## [EXERCISE REQUIREMENTS]
Render the data from its first line through the line containing "q10-number: 10 xyxy=(118,193,136,208)" as a Markdown table with the columns Row and Data line, leaving out blank lines.

## [DATASET EXCERPTS]
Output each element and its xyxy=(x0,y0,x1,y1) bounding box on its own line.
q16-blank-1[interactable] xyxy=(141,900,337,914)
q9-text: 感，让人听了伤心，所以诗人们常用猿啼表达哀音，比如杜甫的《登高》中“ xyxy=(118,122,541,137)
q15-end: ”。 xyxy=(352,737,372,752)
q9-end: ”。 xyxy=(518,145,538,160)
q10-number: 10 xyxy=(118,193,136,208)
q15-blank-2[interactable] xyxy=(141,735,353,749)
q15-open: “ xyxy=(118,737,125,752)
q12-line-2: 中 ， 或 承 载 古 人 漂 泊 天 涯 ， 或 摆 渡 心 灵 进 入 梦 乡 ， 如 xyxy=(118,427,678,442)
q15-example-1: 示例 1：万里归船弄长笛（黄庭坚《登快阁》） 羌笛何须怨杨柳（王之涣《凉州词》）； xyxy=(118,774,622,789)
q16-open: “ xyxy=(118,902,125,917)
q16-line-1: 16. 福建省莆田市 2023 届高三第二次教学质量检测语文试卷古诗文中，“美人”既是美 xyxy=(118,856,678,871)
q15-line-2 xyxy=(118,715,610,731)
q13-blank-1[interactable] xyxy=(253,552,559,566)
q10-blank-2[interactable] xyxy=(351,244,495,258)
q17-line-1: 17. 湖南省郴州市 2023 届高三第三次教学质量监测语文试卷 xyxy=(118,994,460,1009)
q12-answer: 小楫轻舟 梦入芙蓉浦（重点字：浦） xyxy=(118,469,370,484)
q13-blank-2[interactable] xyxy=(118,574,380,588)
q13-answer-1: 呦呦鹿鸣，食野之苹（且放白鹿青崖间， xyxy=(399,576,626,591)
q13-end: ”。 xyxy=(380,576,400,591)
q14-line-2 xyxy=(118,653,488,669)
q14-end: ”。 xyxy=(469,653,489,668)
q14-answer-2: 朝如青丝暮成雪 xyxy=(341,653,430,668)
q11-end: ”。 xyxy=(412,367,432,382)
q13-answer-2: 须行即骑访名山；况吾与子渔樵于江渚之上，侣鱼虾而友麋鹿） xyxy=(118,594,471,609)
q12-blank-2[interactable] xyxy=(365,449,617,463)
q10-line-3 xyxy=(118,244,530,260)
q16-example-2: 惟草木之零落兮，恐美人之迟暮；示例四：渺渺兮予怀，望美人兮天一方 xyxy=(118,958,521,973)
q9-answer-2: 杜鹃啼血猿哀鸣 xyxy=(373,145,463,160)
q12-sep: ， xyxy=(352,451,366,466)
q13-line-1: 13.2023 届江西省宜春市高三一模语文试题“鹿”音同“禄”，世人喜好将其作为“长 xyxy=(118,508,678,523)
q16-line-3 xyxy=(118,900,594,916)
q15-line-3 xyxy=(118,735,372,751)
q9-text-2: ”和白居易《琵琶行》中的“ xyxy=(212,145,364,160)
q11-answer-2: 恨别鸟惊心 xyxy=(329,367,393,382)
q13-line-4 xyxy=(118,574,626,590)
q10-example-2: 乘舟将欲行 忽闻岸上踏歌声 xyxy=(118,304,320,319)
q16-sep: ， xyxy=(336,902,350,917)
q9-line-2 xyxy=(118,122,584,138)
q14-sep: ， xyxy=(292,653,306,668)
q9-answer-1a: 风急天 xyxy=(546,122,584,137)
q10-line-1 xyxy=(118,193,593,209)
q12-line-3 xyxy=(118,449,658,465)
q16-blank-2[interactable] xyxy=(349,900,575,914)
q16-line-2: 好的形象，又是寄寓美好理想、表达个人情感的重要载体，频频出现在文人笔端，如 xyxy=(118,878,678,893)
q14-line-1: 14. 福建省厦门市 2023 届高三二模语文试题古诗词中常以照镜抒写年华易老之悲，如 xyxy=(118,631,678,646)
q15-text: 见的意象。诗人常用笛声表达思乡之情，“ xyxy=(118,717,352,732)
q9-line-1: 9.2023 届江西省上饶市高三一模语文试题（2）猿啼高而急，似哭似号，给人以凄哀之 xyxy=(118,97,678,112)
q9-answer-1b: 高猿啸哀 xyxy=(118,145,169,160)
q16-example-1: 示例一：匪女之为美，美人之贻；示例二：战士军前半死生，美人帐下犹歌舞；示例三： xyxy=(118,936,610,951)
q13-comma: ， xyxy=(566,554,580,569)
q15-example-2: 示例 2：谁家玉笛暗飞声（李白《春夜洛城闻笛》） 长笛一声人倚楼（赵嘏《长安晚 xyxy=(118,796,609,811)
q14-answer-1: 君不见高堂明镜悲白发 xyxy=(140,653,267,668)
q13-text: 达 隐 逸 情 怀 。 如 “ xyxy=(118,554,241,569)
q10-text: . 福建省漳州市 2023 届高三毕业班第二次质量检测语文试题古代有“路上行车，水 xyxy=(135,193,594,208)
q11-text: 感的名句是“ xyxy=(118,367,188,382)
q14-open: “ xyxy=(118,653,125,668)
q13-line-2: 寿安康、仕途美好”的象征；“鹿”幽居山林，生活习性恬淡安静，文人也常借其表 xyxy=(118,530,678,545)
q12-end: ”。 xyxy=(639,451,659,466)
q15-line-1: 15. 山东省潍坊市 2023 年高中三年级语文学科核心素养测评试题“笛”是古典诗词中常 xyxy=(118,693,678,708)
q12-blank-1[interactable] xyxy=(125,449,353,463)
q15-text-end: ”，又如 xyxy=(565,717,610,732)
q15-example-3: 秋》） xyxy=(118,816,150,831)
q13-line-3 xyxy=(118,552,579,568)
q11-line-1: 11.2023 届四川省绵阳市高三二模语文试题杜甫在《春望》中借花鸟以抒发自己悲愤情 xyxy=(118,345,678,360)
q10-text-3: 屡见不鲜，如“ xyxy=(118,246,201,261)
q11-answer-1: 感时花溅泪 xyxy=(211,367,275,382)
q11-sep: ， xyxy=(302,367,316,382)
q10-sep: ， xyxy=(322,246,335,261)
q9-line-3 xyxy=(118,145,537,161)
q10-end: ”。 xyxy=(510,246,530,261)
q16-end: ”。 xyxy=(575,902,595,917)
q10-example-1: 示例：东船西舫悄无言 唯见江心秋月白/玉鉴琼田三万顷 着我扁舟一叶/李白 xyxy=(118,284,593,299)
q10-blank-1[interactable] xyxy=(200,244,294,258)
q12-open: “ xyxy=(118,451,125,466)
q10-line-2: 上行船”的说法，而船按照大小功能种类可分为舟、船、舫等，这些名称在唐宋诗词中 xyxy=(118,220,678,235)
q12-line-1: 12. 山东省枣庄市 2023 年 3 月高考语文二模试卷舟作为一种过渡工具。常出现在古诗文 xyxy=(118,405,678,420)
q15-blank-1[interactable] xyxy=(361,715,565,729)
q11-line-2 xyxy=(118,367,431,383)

## [RESPONSE TO THE EXERCISE]
| Row | Data line |
|---|---|
| 1 | Output each element and its xyxy=(x0,y0,x1,y1) bounding box on its own line. |
| 2 | q16-blank-1[interactable] xyxy=(141,900,337,914) |
| 3 | q9-text: 感，让人听了伤心，所以诗人们常用猿啼表达哀音，比如杜甫的《登高》中“ xyxy=(118,122,541,137) |
| 4 | q15-end: ”。 xyxy=(352,737,372,752) |
| 5 | q9-end: ”。 xyxy=(518,145,538,160) |
| 6 | q10-number: 10 xyxy=(118,193,136,208) |